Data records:
-- Start --

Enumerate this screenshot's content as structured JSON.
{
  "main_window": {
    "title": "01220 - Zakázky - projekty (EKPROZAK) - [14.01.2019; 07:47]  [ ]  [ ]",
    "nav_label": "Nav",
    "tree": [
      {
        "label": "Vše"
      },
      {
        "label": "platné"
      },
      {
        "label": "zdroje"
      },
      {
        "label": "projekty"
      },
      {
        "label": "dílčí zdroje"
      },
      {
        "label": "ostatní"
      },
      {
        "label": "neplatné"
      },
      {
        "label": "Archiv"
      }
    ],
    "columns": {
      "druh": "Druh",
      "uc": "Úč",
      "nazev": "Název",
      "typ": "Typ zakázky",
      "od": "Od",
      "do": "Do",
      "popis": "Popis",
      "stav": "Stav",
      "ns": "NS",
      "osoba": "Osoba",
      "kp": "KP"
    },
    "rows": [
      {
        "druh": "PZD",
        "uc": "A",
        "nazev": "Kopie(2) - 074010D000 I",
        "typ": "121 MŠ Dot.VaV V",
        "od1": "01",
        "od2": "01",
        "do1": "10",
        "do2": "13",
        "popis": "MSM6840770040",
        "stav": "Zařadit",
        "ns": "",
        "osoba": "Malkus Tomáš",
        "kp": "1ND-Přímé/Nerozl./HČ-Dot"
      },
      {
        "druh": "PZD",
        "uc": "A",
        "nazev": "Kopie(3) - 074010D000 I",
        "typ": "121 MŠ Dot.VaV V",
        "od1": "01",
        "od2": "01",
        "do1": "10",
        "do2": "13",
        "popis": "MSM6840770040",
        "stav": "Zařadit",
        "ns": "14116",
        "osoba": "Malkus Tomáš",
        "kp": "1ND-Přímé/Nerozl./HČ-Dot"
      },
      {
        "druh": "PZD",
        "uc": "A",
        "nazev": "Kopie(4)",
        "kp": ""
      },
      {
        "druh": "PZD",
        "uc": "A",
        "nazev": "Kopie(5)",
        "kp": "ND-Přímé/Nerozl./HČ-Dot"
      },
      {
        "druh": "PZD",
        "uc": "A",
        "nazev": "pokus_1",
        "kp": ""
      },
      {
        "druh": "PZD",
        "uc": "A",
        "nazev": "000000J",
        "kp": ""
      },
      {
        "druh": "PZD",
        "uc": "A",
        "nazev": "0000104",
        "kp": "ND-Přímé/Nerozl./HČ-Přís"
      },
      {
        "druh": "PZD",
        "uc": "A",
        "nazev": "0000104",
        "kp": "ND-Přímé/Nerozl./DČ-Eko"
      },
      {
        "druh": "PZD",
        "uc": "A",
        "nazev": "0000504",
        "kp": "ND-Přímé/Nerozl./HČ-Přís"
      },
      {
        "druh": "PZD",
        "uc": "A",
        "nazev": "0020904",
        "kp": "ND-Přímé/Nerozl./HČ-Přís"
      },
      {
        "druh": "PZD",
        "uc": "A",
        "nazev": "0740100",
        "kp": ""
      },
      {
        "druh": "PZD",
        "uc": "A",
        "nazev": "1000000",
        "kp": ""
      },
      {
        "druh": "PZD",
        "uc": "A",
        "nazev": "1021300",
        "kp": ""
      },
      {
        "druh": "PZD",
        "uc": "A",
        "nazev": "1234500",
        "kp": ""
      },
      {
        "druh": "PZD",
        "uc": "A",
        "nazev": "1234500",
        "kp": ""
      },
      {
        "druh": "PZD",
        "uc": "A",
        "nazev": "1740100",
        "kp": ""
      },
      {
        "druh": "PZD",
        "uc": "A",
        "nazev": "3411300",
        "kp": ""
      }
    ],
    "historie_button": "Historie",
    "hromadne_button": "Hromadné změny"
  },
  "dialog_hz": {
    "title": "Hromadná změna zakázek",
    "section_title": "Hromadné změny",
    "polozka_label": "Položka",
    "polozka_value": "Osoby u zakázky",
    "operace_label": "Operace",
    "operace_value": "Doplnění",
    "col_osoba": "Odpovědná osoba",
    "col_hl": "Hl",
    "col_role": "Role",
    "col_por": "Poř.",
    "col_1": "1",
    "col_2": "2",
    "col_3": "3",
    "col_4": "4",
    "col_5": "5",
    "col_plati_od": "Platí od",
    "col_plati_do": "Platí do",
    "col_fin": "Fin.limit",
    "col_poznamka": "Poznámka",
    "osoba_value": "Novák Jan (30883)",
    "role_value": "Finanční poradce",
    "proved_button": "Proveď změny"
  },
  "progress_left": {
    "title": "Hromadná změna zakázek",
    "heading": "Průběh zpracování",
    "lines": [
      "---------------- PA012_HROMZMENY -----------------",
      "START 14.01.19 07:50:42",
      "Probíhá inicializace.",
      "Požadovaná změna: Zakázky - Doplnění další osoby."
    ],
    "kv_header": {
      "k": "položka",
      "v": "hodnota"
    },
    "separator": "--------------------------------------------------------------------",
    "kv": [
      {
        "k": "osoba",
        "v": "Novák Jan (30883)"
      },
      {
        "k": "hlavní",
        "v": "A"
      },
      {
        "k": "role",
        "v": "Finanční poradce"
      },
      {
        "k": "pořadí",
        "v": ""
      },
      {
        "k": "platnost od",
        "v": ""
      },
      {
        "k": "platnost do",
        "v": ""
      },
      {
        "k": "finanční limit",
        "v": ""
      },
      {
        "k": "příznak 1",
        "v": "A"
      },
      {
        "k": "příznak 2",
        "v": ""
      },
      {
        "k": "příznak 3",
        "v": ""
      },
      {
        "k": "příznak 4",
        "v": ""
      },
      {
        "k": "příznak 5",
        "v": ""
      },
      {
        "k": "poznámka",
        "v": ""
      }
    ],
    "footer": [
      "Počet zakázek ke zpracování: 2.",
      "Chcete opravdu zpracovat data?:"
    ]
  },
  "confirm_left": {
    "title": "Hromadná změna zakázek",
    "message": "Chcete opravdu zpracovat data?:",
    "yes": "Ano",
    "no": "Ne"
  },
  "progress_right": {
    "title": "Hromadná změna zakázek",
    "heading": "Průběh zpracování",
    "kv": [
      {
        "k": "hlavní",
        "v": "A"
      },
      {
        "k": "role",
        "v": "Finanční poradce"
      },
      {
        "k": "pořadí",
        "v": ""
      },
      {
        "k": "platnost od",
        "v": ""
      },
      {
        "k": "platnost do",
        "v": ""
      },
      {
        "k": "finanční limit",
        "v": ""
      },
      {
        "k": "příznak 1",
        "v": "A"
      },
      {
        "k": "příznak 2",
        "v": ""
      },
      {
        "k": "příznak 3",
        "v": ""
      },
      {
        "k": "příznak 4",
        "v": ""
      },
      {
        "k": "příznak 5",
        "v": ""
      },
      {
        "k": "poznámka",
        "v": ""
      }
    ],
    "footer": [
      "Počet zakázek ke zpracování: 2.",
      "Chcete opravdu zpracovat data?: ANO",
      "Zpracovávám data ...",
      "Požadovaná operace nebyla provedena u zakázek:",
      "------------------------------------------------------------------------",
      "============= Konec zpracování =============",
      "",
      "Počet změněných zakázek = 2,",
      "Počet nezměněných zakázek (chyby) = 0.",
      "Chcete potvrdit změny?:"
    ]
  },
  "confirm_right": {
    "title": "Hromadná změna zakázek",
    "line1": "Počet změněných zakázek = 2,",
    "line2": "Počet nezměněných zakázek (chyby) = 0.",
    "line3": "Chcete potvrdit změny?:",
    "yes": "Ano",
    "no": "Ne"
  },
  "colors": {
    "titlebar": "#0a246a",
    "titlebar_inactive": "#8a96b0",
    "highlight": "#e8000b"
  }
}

-- End --

Problem: Return the lines of the records that include the string "Doplnění".

Reply:
    "operace_value": "Doplnění",
      "Požadovaná změna: Zakázky - Doplnění další osoby."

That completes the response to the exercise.